> Work to complete
a) Answer these questions from the forum thread about locking up the brakes from 65 to 0.
(i) What did the original poster slide to avoid?
(ii) Which Michelin tires does SILENT_RUNNER say are on their own car?
(iii) Which tires does 3.5SE Auto name in the post headed "Puccker factor"?
b) Decide whether each statement agrees with the forum thread about locking up the brakes from 65 to 0, and quote the words from the thread that settle it.
(i) After the stop, 3.5SE Auto noticed vibrations from the tires.
(ii) 3.5SE Auto downshifted during the stop.
(iii) 3.5SE Auto says the car went from 65 to 0 in about 100 feet.

> Passage provided
%%

# Locked up the brakes from 65-0 today



## 3.5SE Auto (Oct 16, 2002)

man i love these michelins. I did a 20 or 30 foot slide to avoid a semi that stalled in the middle of a turn.

you should have seen the smoke.

65-0 in less than half an interstate overpass (2 lanes each way)

great brakes.

oh yeah i downshifted from D-3-2-1 that helped too

very impressive going 65-0 in about 100 feet


----------



## Slurppie (Oct 15, 2002)

how high was the pucker factor?


----------



## SILENT_RUNNER (Oct 17, 2002)

3.5SE Auto said:


> *man i love these michelins. I did a 20 or 30 foot slide to avoid a semi that stalled in the middle of a turn.
> 
> you should have seen the smoke.
> 
> ...


Your registry doesn't say what kind of Michelins you have. 
Mine are PILOT MXM4. Real quiet and smooth.


----------



## Ratwayne (Oct 16, 2002)

Slurppie said:


> *how high was the pucker factor? *


For Sure, do you use depends


----------



## Ratwayne (Oct 16, 2002)

3.5SE Auto said:


> *man i love these michelins. I did a 20 or 30 foot slide to avoid a semi that stalled in the middle of a turn.
> 
> you should have seen the smoke.
> 
> ...


Now do you have flat spots on the tires? Someone on the "other" forum did after heavy breaking.


----------



## JBL85 (Oct 17, 2002)

*Re: Re: Locked up the brakes from 65-0 today*



Ratwayne said:


> *Now do you have flat spots on the tires? Someone on the "other" forum did after heavy breaking. *


----------



## 3.5SE Auto (Oct 16, 2002)

*Puccker factor*

i was puckered.

michelin pilot sport a/s's

nope i rotated tires immediately afterwards and the tires still look brand new, no vibrations or anything.

all is well

was just a bad 5 seconds or so thats all

man there was a ton of smoke.


----------



## Ruben (Oct 15, 2002)

Glad you're OK.... funny how those near misses make you think about stuff differently (for at least 15 seconds)


----------



## SILENT_RUNNER (Oct 17, 2002)

%%

> Extracted records
%%

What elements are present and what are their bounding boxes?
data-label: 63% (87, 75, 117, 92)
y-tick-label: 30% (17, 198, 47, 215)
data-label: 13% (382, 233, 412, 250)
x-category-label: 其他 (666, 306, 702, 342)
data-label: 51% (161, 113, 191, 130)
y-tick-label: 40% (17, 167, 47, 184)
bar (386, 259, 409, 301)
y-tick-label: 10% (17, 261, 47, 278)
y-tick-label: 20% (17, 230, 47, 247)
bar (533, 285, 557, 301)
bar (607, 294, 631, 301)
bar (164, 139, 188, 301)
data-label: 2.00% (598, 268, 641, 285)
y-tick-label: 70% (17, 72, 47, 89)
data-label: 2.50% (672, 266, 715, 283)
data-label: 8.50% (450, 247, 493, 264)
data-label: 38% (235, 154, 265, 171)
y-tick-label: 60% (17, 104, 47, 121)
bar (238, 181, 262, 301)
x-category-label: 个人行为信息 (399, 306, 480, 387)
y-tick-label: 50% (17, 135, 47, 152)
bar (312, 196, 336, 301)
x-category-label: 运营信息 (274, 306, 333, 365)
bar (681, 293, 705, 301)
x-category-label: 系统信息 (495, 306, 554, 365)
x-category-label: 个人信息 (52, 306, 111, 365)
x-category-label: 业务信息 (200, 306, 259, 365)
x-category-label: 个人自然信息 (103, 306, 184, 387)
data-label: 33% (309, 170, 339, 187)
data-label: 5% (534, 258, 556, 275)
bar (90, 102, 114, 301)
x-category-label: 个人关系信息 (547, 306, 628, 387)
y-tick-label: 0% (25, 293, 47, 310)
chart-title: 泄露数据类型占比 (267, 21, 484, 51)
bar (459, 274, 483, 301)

%%
%%

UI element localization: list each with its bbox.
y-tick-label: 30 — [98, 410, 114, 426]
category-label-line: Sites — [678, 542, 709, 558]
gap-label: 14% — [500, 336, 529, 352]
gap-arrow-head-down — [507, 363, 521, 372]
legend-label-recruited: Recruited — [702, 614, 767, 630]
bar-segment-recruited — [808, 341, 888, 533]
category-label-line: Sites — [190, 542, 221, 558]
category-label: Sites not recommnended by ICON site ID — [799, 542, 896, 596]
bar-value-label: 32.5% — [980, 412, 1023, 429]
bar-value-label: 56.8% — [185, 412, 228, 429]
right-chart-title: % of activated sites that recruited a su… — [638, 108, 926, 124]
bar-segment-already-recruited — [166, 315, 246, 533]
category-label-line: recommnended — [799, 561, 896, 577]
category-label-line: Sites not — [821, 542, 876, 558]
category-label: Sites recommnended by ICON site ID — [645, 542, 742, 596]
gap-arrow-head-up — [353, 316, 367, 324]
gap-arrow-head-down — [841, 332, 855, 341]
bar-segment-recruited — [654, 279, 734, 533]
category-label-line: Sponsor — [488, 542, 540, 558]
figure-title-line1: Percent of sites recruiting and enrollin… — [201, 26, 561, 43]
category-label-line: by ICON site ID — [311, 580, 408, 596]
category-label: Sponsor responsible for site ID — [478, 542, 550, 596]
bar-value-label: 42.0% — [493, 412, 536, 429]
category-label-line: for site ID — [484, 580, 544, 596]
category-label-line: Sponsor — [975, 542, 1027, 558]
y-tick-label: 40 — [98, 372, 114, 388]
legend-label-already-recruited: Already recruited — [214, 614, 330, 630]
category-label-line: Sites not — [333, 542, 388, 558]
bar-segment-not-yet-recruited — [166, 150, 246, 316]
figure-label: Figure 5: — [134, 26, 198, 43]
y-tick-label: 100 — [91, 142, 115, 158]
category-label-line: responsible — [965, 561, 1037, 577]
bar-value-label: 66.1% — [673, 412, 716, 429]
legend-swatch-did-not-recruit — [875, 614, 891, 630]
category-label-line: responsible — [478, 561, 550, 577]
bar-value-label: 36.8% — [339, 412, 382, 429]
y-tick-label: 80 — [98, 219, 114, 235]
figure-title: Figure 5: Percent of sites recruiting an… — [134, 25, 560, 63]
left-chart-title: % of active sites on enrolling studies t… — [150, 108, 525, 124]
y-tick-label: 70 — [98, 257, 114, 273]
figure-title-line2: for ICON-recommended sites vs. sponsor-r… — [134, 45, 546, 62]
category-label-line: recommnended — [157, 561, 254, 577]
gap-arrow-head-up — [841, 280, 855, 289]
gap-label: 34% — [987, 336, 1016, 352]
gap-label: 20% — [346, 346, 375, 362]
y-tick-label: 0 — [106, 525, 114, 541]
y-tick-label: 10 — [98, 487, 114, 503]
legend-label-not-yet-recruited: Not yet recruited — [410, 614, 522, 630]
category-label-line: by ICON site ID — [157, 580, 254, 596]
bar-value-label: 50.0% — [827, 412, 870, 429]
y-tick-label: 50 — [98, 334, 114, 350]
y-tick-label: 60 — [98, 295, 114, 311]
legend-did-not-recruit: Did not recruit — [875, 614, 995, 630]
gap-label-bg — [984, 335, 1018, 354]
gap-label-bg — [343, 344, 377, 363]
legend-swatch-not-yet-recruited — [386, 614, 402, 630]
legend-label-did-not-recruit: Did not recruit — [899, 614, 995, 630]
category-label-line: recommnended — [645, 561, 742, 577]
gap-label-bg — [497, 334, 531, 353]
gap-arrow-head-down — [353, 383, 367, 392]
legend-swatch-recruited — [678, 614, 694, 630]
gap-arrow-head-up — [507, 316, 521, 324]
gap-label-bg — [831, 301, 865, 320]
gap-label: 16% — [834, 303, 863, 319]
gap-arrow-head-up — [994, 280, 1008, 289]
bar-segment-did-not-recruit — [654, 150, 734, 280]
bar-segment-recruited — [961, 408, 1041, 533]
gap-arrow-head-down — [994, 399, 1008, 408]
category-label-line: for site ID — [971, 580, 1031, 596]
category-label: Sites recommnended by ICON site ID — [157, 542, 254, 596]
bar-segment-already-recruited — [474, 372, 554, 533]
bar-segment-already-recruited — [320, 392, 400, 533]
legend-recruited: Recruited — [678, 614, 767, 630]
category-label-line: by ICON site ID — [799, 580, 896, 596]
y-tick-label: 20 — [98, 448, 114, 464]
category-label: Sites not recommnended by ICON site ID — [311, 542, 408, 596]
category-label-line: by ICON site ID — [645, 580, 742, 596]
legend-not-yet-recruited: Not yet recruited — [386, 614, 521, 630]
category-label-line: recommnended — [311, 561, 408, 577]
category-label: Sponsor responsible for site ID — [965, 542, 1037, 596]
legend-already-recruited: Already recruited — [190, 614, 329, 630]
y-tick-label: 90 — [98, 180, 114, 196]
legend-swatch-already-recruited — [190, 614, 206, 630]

%%
%%

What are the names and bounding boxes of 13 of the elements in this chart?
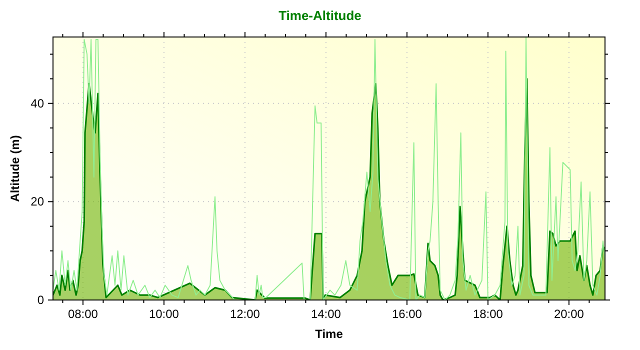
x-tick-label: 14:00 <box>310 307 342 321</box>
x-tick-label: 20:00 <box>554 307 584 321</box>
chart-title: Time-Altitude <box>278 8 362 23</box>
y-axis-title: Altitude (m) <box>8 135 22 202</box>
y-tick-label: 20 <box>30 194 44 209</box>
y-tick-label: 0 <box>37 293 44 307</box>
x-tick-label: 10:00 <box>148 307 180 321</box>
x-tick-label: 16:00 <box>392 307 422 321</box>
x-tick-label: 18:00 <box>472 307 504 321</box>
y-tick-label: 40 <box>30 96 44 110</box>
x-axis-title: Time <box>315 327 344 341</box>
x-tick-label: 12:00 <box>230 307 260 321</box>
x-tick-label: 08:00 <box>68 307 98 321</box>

%%

> Written responses
a)
(i) A semi that stalled in the middle of a turn.
(ii) Michelin PILOT MXM4.
(iii) Michelin Pilot Sport A/S tires.

b)
(i) No: "the tires still look brand new, no vibrations or anything."
(ii) Yes: "oh yeah i downshifted from D-3-2-1 that helped too"
(iii) Yes: "very impressive going 65-0 in about 100 feet"